**What is being asked**
Write out all entries word for word.

**Data under study**
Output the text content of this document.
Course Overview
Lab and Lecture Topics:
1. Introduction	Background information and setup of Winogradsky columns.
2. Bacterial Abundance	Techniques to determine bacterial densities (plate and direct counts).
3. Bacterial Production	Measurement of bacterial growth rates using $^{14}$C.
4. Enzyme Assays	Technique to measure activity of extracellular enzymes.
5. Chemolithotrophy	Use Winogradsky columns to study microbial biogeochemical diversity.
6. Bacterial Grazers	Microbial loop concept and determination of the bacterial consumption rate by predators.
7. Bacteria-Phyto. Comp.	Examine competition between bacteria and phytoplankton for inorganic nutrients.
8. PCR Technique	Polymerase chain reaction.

**Written reply**
Output the text content of this document.
Course Overview
Lab and Lecture Topics:
1. Introduction	Background information and setup of Winogradsky columns.
2. Bacterial Abundance	Techniques to determine bacterial densities (plate and direct counts).
3. Bacterial Production	Measurement of bacterial growth rates using $^{14}$C.
4. Enzyme Assays	Technique to measure activity of extracellular enzymes.
5. Chemolithotrophy	Use Winogradsky columns to study microbial biogeochemical diversity.
6. Bacterial Grazers	Microbial loop concept and determination of the bacterial consumption rate by predators.
7. Bacteria-Phyto. Comp.	Examine competition between bacteria and phytoplankton for inorganic nutrients.
8. PCR Technique	Polymerase chain reaction.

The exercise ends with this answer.